» **Exercise**
Recast the lines of each item as a numbered list, leaving out any blank lines.

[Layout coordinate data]
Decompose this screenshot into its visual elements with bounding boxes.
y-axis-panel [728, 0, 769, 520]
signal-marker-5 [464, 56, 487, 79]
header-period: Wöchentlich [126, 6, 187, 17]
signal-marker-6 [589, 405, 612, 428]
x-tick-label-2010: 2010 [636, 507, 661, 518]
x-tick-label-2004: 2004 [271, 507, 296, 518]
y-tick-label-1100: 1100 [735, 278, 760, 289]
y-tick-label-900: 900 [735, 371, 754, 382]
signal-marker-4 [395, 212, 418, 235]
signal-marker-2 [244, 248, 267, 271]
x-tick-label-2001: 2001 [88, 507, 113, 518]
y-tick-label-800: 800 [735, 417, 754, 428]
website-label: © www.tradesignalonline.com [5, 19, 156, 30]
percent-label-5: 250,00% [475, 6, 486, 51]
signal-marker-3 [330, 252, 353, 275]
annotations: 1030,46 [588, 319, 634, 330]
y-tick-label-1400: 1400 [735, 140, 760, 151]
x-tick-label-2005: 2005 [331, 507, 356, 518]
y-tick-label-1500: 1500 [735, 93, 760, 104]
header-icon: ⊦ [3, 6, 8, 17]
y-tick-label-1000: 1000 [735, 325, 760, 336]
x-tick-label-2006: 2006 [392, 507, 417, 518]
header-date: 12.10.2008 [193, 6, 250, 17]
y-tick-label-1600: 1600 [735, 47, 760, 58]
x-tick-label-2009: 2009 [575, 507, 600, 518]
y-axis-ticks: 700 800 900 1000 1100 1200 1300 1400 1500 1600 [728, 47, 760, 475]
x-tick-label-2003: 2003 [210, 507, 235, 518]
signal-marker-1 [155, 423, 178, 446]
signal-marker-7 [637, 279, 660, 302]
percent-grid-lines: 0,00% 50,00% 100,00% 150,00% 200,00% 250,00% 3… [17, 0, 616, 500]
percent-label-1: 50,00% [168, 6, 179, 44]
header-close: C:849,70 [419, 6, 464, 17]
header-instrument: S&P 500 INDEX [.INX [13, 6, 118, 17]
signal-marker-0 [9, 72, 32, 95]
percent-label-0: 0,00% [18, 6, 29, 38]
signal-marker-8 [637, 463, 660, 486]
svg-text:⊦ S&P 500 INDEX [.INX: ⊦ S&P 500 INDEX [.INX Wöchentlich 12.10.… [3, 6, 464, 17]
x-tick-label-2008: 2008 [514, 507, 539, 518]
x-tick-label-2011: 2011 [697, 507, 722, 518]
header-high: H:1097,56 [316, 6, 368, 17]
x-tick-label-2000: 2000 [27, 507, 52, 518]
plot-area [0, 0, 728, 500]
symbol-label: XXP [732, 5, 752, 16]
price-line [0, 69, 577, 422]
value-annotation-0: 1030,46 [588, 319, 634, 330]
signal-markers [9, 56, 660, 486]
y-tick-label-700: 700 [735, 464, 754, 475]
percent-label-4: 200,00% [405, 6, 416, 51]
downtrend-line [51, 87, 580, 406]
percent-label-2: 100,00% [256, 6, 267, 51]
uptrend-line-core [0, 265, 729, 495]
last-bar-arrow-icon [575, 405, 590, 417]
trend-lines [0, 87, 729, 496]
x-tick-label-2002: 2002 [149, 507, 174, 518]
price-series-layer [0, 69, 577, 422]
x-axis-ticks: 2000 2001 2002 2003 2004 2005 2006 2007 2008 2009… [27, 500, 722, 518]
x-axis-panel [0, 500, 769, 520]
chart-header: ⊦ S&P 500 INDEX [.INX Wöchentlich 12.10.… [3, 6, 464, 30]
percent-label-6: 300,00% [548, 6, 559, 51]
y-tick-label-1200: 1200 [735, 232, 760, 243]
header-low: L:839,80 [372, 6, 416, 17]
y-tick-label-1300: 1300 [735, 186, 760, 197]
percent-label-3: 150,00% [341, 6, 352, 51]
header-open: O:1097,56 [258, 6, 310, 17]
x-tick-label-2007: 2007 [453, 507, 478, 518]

» **Expected answer**
1. Decompose this screenshot into its visual elements with bounding boxes.
2. y-axis-panel [728, 0, 769, 520]
3. signal-marker-5 [464, 56, 487, 79]
4. header-period: Wöchentlich [126, 6, 187, 17]
5. signal-marker-6 [589, 405, 612, 428]
6. x-tick-label-2010: 2010 [636, 507, 661, 518]
7. x-tick-label-2004: 2004 [271, 507, 296, 518]
8. y-tick-label-1100: 1100 [735, 278, 760, 289]
9. y-tick-label-900: 900 [735, 371, 754, 382]
10. signal-marker-4 [395, 212, 418, 235]
11. signal-marker-2 [244, 248, 267, 271]
12. x-tick-label-2001: 2001 [88, 507, 113, 518]
13. y-tick-label-800: 800 [735, 417, 754, 428]
14. website-label: © www.tradesignalonline.com [5, 19, 156, 30]
15. percent-label-5: 250,00% [475, 6, 486, 51]
16. signal-marker-3 [330, 252, 353, 275]
17. annotations: 1030,46 [588, 319, 634, 330]
18. y-tick-label-1400: 1400 [735, 140, 760, 151]
19. x-tick-label-2005: 2005 [331, 507, 356, 518]
20. y-tick-label-1500: 1500 [735, 93, 760, 104]
21. header-icon: ⊦ [3, 6, 8, 17]
22. y-tick-label-1000: 1000 [735, 325, 760, 336]
23. x-tick-label-2006: 2006 [392, 507, 417, 518]
24. header-date: 12.10.2008 [193, 6, 250, 17]
25. y-tick-label-1600: 1600 [735, 47, 760, 58]
26. x-tick-label-2009: 2009 [575, 507, 600, 518]
27. y-axis-ticks: 700 800 900 1000 1100 1200 1300 1400 1500 1600 [728, 47, 760, 475]
28. x-tick-label-2003: 2003 [210, 507, 235, 518]
29. signal-marker-1 [155, 423, 178, 446]
30. signal-marker-7 [637, 279, 660, 302]
31. percent-grid-lines: 0,00% 50,00% 100,00% 150,00% 200,00% 250,00% 3… [17, 0, 616, 500]
32. percent-label-1: 50,00% [168, 6, 179, 44]
33. header-close: C:849,70 [419, 6, 464, 17]
34. header-instrument: S&P 500 INDEX [.INX [13, 6, 118, 17]
35. signal-marker-0 [9, 72, 32, 95]
36. percent-label-0: 0,00% [18, 6, 29, 38]
37. signal-marker-8 [637, 463, 660, 486]
38. svg-text:⊦ S&P 500 INDEX [.INX: ⊦ S&P 500 INDEX [.INX Wöchentlich 12.10.… [3, 6, 464, 17]
39. x-tick-label-2008: 2008 [514, 507, 539, 518]
40. x-tick-label-2011: 2011 [697, 507, 722, 518]
41. header-high: H:1097,56 [316, 6, 368, 17]
42. x-tick-label-2000: 2000 [27, 507, 52, 518]
43. plot-area [0, 0, 728, 500]
44. symbol-label: XXP [732, 5, 752, 16]
45. price-line [0, 69, 577, 422]
46. value-annotation-0: 1030,46 [588, 319, 634, 330]
47. signal-markers [9, 56, 660, 486]
48. y-tick-label-700: 700 [735, 464, 754, 475]
49. percent-label-4: 200,00% [405, 6, 416, 51]
50. downtrend-line [51, 87, 580, 406]
51. percent-label-2: 100,00% [256, 6, 267, 51]
52. uptrend-line-core [0, 265, 729, 495]
53. last-bar-arrow-icon [575, 405, 590, 417]
54. trend-lines [0, 87, 729, 496]
55. x-tick-label-2002: 2002 [149, 507, 174, 518]
56. price-series-layer [0, 69, 577, 422]
57. x-axis-ticks: 2000 2001 2002 2003 2004 2005 2006 2007 2008 2009… [27, 500, 722, 518]
58. x-axis-panel [0, 500, 769, 520]
59. chart-header: ⊦ S&P 500 INDEX [.INX Wöchentlich 12.10.… [3, 6, 464, 30]
60. percent-label-6: 300,00% [548, 6, 559, 51]
61. y-tick-label-1200: 1200 [735, 232, 760, 243]
62. header-low: L:839,80 [372, 6, 416, 17]
63. y-tick-label-1300: 1300 [735, 186, 760, 197]
64. percent-label-3: 150,00% [341, 6, 352, 51]
65. header-open: O:1097,56 [258, 6, 310, 17]
66. x-tick-label-2007: 2007 [453, 507, 478, 518]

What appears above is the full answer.